■ Data shown ■

********************

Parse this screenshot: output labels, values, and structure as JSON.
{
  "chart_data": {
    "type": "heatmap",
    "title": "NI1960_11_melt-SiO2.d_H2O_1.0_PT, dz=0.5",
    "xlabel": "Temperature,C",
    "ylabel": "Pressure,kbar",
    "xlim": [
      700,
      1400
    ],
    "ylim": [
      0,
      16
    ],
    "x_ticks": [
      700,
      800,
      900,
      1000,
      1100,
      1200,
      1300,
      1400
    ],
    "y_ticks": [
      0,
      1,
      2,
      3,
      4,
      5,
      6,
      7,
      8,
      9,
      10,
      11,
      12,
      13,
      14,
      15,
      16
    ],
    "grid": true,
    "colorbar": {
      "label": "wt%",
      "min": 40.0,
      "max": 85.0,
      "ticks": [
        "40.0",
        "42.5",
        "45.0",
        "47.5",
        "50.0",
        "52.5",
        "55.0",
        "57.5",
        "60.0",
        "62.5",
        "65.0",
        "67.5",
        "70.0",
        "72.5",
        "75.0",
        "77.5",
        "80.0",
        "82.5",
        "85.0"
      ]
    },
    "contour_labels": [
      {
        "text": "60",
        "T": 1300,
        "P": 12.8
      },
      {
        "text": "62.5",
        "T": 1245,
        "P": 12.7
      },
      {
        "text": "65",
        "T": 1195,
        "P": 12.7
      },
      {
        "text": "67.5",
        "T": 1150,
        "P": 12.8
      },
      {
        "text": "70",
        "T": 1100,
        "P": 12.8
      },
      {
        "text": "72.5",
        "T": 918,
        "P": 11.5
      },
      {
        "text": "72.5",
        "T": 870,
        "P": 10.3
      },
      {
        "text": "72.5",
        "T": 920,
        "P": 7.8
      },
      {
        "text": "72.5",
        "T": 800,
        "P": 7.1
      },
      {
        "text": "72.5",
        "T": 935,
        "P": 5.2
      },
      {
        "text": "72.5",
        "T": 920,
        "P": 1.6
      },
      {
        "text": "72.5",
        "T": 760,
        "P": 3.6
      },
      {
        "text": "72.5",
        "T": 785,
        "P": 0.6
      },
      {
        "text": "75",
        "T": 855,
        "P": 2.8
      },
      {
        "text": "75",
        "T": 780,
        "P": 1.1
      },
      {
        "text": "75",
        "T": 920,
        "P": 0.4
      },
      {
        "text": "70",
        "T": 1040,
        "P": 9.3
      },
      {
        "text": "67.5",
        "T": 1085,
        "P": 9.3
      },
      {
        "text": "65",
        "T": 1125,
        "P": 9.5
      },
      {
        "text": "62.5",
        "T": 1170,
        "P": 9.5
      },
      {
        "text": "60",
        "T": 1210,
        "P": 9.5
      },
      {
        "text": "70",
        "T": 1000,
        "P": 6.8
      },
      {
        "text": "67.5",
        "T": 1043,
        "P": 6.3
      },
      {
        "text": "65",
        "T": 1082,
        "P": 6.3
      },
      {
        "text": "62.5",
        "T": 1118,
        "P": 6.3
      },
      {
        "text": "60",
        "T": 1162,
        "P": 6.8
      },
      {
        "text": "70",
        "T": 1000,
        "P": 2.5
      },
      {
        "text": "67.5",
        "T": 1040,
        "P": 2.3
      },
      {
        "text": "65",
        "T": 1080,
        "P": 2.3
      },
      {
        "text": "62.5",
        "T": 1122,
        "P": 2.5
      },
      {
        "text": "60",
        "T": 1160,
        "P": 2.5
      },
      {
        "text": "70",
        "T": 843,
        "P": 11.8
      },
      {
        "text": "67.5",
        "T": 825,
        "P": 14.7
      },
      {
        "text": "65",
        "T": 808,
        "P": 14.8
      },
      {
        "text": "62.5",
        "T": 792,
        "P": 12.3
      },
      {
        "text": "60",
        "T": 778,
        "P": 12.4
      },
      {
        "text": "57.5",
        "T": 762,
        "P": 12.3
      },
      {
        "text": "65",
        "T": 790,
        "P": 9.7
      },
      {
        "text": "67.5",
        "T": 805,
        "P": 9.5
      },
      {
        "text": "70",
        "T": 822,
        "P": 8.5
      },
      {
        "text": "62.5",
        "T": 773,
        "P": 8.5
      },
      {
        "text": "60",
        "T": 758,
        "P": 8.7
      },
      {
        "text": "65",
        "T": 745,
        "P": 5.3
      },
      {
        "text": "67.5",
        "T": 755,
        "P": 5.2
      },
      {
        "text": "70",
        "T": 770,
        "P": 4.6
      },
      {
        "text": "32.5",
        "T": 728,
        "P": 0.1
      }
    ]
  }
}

********************

■ What you should do ■
Transcribe every entry verbatim.

■ In response ■
Parse this screenshot: output labels, values, and structure as JSON.
{
  "chart_data": {
    "type": "heatmap",
    "title": "NI1960_11_melt-SiO2.d_H2O_1.0_PT, dz=0.5",
    "xlabel": "Temperature,C",
    "ylabel": "Pressure,kbar",
    "xlim": [
      700,
      1400
    ],
    "ylim": [
      0,
      16
    ],
    "x_ticks": [
      700,
      800,
      900,
      1000,
      1100,
      1200,
      1300,
      1400
    ],
    "y_ticks": [
      0,
      1,
      2,
      3,
      4,
      5,
      6,
      7,
      8,
      9,
      10,
      11,
      12,
      13,
      14,
      15,
      16
    ],
    "grid": true,
    "colorbar": {
      "label": "wt%",
      "min": 40.0,
      "max": 85.0,
      "ticks": [
        "40.0",
        "42.5",
        "45.0",
        "47.5",
        "50.0",
        "52.5",
        "55.0",
        "57.5",
        "60.0",
        "62.5",
        "65.0",
        "67.5",
        "70.0",
        "72.5",
        "75.0",
        "77.5",
        "80.0",
        "82.5",
        "85.0"
      ]
    },
    "contour_labels": [
      {
        "text": "60",
        "T": 1300,
        "P": 12.8
      },
      {
        "text": "62.5",
        "T": 1245,
        "P": 12.7
      },
      {
        "text": "65",
        "T": 1195,
        "P": 12.7
      },
      {
        "text": "67.5",
        "T": 1150,
        "P": 12.8
      },
      {
        "text": "70",
        "T": 1100,
        "P": 12.8
      },
      {
        "text": "72.5",
        "T": 918,
        "P": 11.5
      },
      {
        "text": "72.5",
        "T": 870,
        "P": 10.3
      },
      {
        "text": "72.5",
        "T": 920,
        "P": 7.8
      },
      {
        "text": "72.5",
        "T": 800,
        "P": 7.1
      },
      {
        "text": "72.5",
        "T": 935,
        "P": 5.2
      },
      {
        "text": "72.5",
        "T": 920,
        "P": 1.6
      },
      {
        "text": "72.5",
        "T": 760,
        "P": 3.6
      },
      {
        "text": "72.5",
        "T": 785,
        "P": 0.6
      },
      {
        "text": "75",
        "T": 855,
        "P": 2.8
      },
      {
        "text": "75",
        "T": 780,
        "P": 1.1
      },
      {
        "text": "75",
        "T": 920,
        "P": 0.4
      },
      {
        "text": "70",
        "T": 1040,
        "P": 9.3
      },
      {
        "text": "67.5",
        "T": 1085,
        "P": 9.3
      },
      {
        "text": "65",
        "T": 1125,
        "P": 9.5
      },
      {
        "text": "62.5",
        "T": 1170,
        "P": 9.5
      },
      {
        "text": "60",
        "T": 1210,
        "P": 9.5
      },
      {
        "text": "70",
        "T": 1000,
        "P": 6.8
      },
      {
        "text": "67.5",
        "T": 1043,
        "P": 6.3
      },
      {
        "text": "65",
        "T": 1082,
        "P": 6.3
      },
      {
        "text": "62.5",
        "T": 1118,
        "P": 6.3
      },
      {
        "text": "60",
        "T": 1162,
        "P": 6.8
      },
      {
        "text": "70",
        "T": 1000,
        "P": 2.5
      },
      {
        "text": "67.5",
        "T": 1040,
        "P": 2.3
      },
      {
        "text": "65",
        "T": 1080,
        "P": 2.3
      },
      {
        "text": "62.5",
        "T": 1122,
        "P": 2.5
      },
      {
        "text": "60",
        "T": 1160,
        "P": 2.5
      },
      {
        "text": "70",
        "T": 843,
        "P": 11.8
      },
      {
        "text": "67.5",
        "T": 825,
        "P": 14.7
      },
      {
        "text": "65",
        "T": 808,
        "P": 14.8
      },
      {
        "text": "62.5",
        "T": 792,
        "P": 12.3
      },
      {
        "text": "60",
        "T": 778,
        "P": 12.4
      },
      {
        "text": "57.5",
        "T": 762,
        "P": 12.3
      },
      {
        "text": "65",
        "T": 790,
        "P": 9.7
      },
      {
        "text": "67.5",
        "T": 805,
        "P": 9.5
      },
      {
        "text": "70",
        "T": 822,
        "P": 8.5
      },
      {
        "text": "62.5",
        "T": 773,
        "P": 8.5
      },
      {
        "text": "60",
        "T": 758,
        "P": 8.7
      },
      {
        "text": "65",
        "T": 745,
        "P": 5.3
      },
      {
        "text": "67.5",
        "T": 755,
        "P": 5.2
      },
      {
        "text": "70",
        "T": 770,
        "P": 4.6
      },
      {
        "text": "32.5",
        "T": 728,
        "P": 0.1
      }
    ]
  }
}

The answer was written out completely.